Direction: Write out the entries below once more, exactly, with the pictures left out.

Collected data
►

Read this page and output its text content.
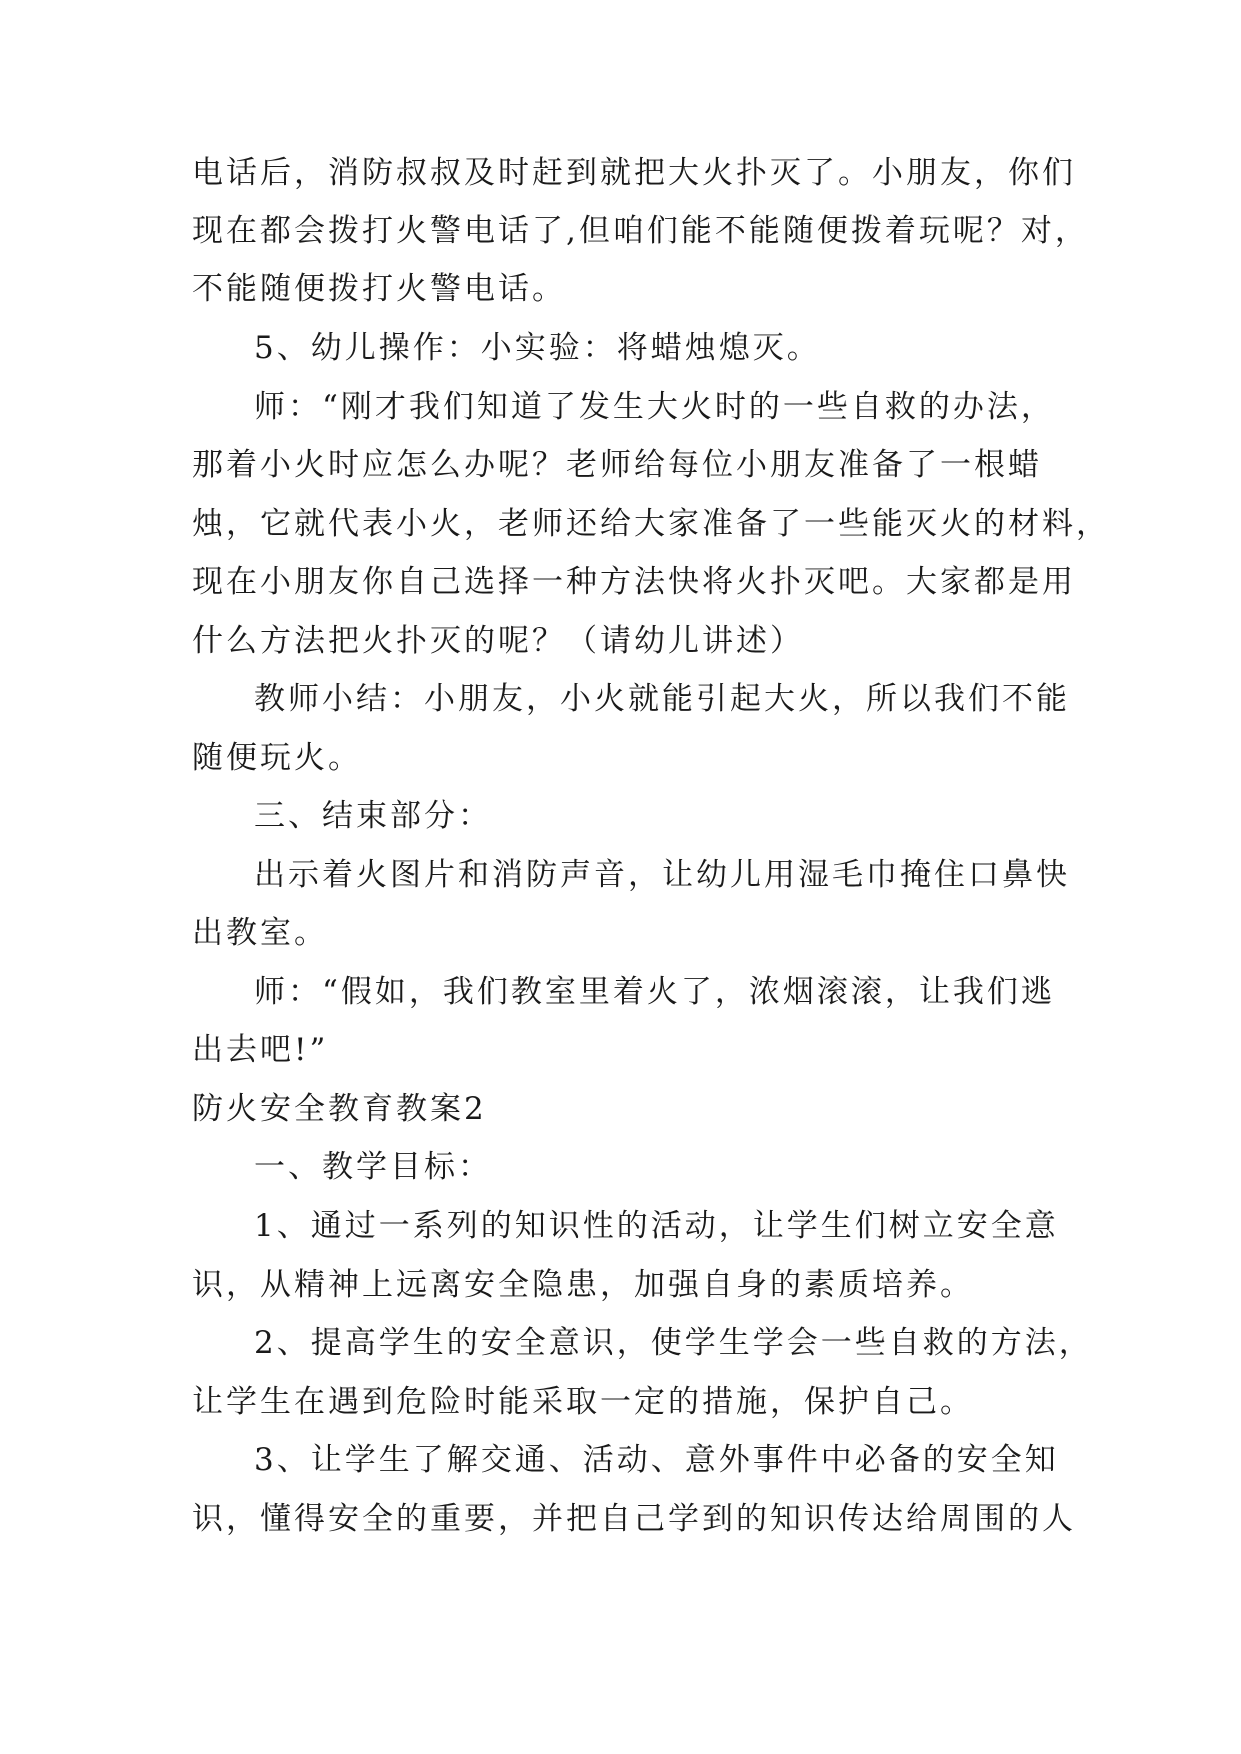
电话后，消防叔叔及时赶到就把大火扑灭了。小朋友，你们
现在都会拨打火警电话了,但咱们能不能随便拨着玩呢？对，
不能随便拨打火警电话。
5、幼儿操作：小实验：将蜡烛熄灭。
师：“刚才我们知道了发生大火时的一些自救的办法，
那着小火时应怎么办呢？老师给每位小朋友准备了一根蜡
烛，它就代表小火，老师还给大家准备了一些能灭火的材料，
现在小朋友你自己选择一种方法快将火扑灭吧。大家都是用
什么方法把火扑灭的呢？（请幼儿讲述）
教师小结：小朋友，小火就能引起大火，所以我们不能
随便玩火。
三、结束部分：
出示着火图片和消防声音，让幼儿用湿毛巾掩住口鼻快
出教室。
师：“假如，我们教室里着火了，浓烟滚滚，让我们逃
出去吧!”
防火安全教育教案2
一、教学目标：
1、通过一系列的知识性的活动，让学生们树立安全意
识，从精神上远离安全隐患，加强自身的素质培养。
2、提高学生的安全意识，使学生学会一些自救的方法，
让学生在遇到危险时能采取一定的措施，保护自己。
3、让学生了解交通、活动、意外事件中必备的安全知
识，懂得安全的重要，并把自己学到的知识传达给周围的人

◄

The result:
Read this page and output its text content.
电话后，消防叔叔及时赶到就把大火扑灭了。小朋友，你们
现在都会拨打火警电话了,但咱们能不能随便拨着玩呢？对，
不能随便拨打火警电话。
5、幼儿操作：小实验：将蜡烛熄灭。
师：“刚才我们知道了发生大火时的一些自救的办法，
那着小火时应怎么办呢？老师给每位小朋友准备了一根蜡
烛，它就代表小火，老师还给大家准备了一些能灭火的材料，
现在小朋友你自己选择一种方法快将火扑灭吧。大家都是用
什么方法把火扑灭的呢？（请幼儿讲述）
教师小结：小朋友，小火就能引起大火，所以我们不能
随便玩火。
三、结束部分：
出示着火图片和消防声音，让幼儿用湿毛巾掩住口鼻快
出教室。
师：“假如，我们教室里着火了，浓烟滚滚，让我们逃
出去吧!”
防火安全教育教案2
一、教学目标：
1、通过一系列的知识性的活动，让学生们树立安全意
识，从精神上远离安全隐患，加强自身的素质培养。
2、提高学生的安全意识，使学生学会一些自救的方法，
让学生在遇到危险时能采取一定的措施，保护自己。
3、让学生了解交通、活动、意外事件中必备的安全知
识，懂得安全的重要，并把自己学到的知识传达给周围的人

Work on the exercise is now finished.